* **Problem statement**:
Omit every picture and return the rest of the data unaltered.

=-=-=

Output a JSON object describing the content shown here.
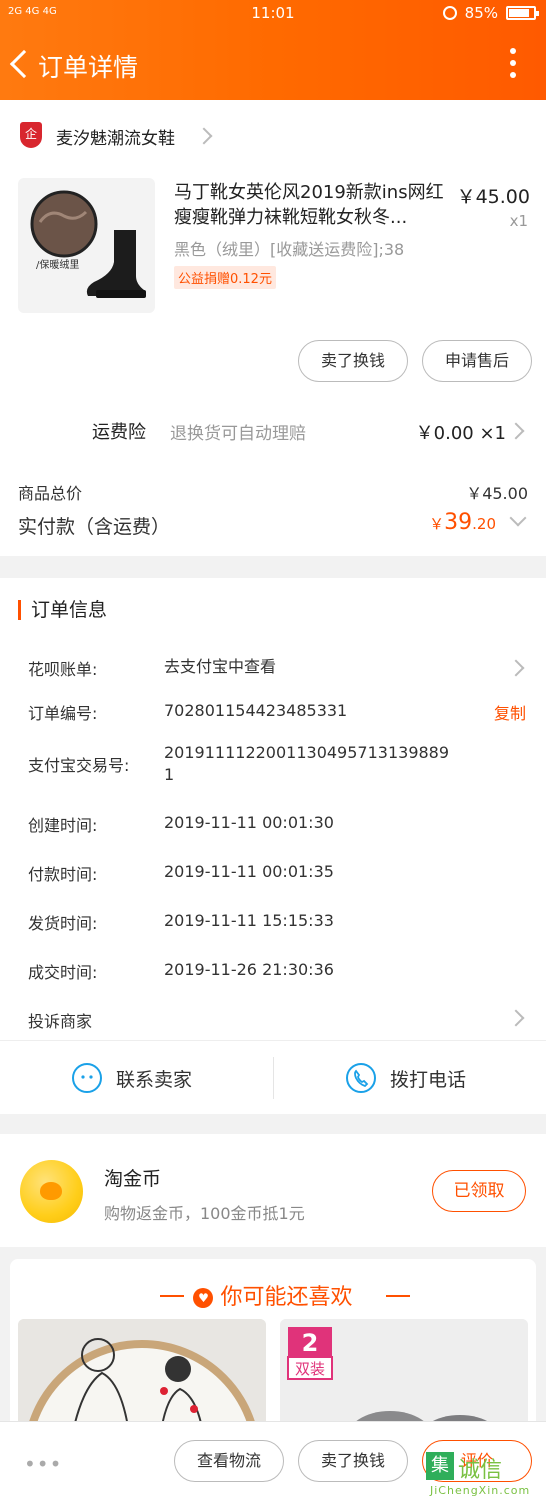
{
  "status": {
    "network": "2G 4G 4G",
    "time": "11:01",
    "battery": "85%"
  },
  "header": {
    "title": "订单详情"
  },
  "shop": {
    "name": "麦汐魅潮流女鞋",
    "badge": "企"
  },
  "product": {
    "title": "马丁靴女英伦风2019新款ins网红瘦瘦靴弹力袜靴短靴女秋冬...",
    "price": "￥45.00",
    "qty": "x1",
    "sku": "黑色（绒里）[收藏送运费险];38",
    "tag": "公益捐赠0.12元",
    "image_caption": "/保暖绒里"
  },
  "actions": {
    "exchange": "卖了换钱",
    "after_sale": "申请售后"
  },
  "insurance": {
    "label": "运费险",
    "desc": "退换货可自动理赔",
    "value": "￥0.00 ×1"
  },
  "totals": {
    "goods_label": "商品总价",
    "goods_value": "￥45.00",
    "paid_label": "实付款（含运费）",
    "paid_currency": "￥",
    "paid_int": "39",
    "paid_dec": ".20"
  },
  "order_info": {
    "title": "订单信息",
    "rows": [
      {
        "label": "花呗账单:",
        "value": "去支付宝中查看"
      },
      {
        "label": "订单编号:",
        "value": "702801154423485331"
      },
      {
        "label": "支付宝交易号:",
        "value": "20191111220011304957131398891"
      },
      {
        "label": "创建时间:",
        "value": "2019-11-11 00:01:30"
      },
      {
        "label": "付款时间:",
        "value": "2019-11-11 00:01:35"
      },
      {
        "label": "发货时间:",
        "value": "2019-11-11 15:15:33"
      },
      {
        "label": "成交时间:",
        "value": "2019-11-26 21:30:36"
      },
      {
        "label": "投诉商家",
        "value": ""
      }
    ],
    "copy_label": "复制"
  },
  "contact": {
    "seller": "联系卖家",
    "call": "拨打电话"
  },
  "coins": {
    "title": "淘金币",
    "desc": "购物返金币，100金币抵1元",
    "button": "已领取"
  },
  "recommend": {
    "title": "你可能还喜欢",
    "badge_num": "2",
    "badge_text": "双装"
  },
  "bottom": {
    "dots": "•••",
    "logistics": "查看物流",
    "sell": "卖了换钱",
    "review": "评价"
  },
  "watermark": {
    "box": "集",
    "text": "诚信",
    "url": "JiChengXin.com"
  },
  "colors": {
    "accent": "#ff5000",
    "header": "#ff6a00",
    "link_blue": "#1aa1e8"
  }
}
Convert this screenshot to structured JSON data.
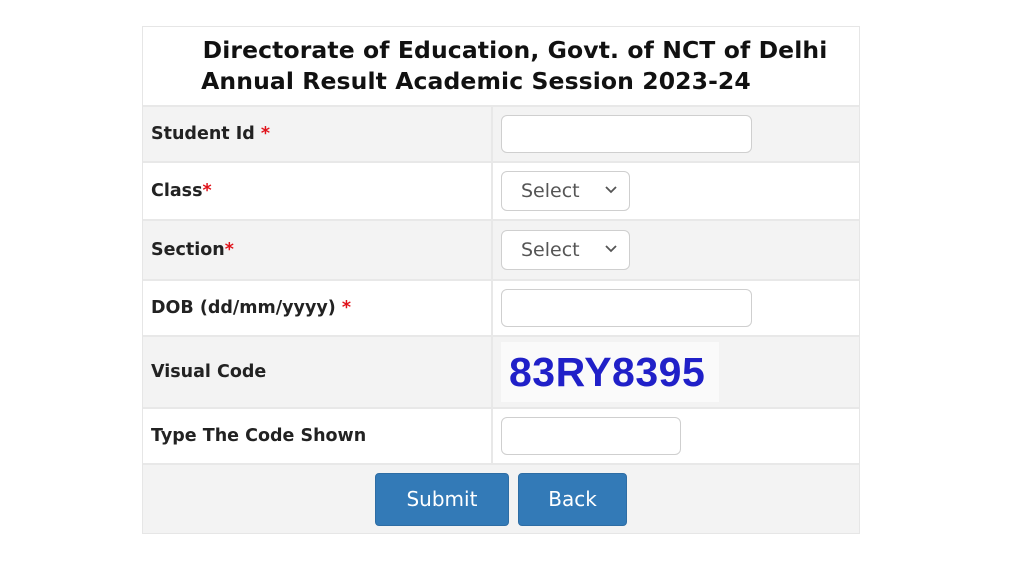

=-=-=

* **Answer for this exercise**:
Output a JSON object describing the content shown here.
{
  "status": {
    "network": "2G 4G 4G",
    "time": "11:01",
    "battery": "85%"
  },
  "header": {
    "title": "订单详情"
  },
  "shop": {
    "name": "麦汐魅潮流女鞋",
    "badge": "企"
  },
  "product": {
    "title": "马丁靴女英伦风2019新款ins网红瘦瘦靴弹力袜靴短靴女秋冬...",
    "price": "￥45.00",
    "qty": "x1",
    "sku": "黑色（绒里）[收藏送运费险];38",
    "tag": "公益捐赠0.12元",
    "image_caption": "/保暖绒里"
  },
  "actions": {
    "exchange": "卖了换钱",
    "after_sale": "申请售后"
  },
  "insurance": {
    "label": "运费险",
    "desc": "退换货可自动理赔",
    "value": "￥0.00 ×1"
  },
  "totals": {
    "goods_label": "商品总价",
    "goods_value": "￥45.00",
    "paid_label": "实付款（含运费）",
    "paid_currency": "￥",
    "paid_int": "39",
    "paid_dec": ".20"
  },
  "order_info": {
    "title": "订单信息",
    "rows": [
      {
        "label": "花呗账单:",
        "value": "去支付宝中查看"
      },
      {
        "label": "订单编号:",
        "value": "702801154423485331"
      },
      {
        "label": "支付宝交易号:",
        "value": "20191111220011304957131398891"
      },
      {
        "label": "创建时间:",
        "value": "2019-11-11 00:01:30"
      },
      {
        "label": "付款时间:",
        "value": "2019-11-11 00:01:35"
      },
      {
        "label": "发货时间:",
        "value": "2019-11-11 15:15:33"
      },
      {
        "label": "成交时间:",
        "value": "2019-11-26 21:30:36"
      },
      {
        "label": "投诉商家",
        "value": ""
      }
    ],
    "copy_label": "复制"
  },
  "contact": {
    "seller": "联系卖家",
    "call": "拨打电话"
  },
  "coins": {
    "title": "淘金币",
    "desc": "购物返金币，100金币抵1元",
    "button": "已领取"
  },
  "recommend": {
    "title": "你可能还喜欢",
    "badge_num": "2",
    "badge_text": "双装"
  },
  "bottom": {
    "dots": "•••",
    "logistics": "查看物流",
    "sell": "卖了换钱",
    "review": "评价"
  },
  "watermark": {
    "box": "集",
    "text": "诚信",
    "url": "JiChengXin.com"
  },
  "colors": {
    "accent": "#ff5000",
    "header": "#ff6a00",
    "link_blue": "#1aa1e8"
  }
}
Convert this screenshot to structured JSON data.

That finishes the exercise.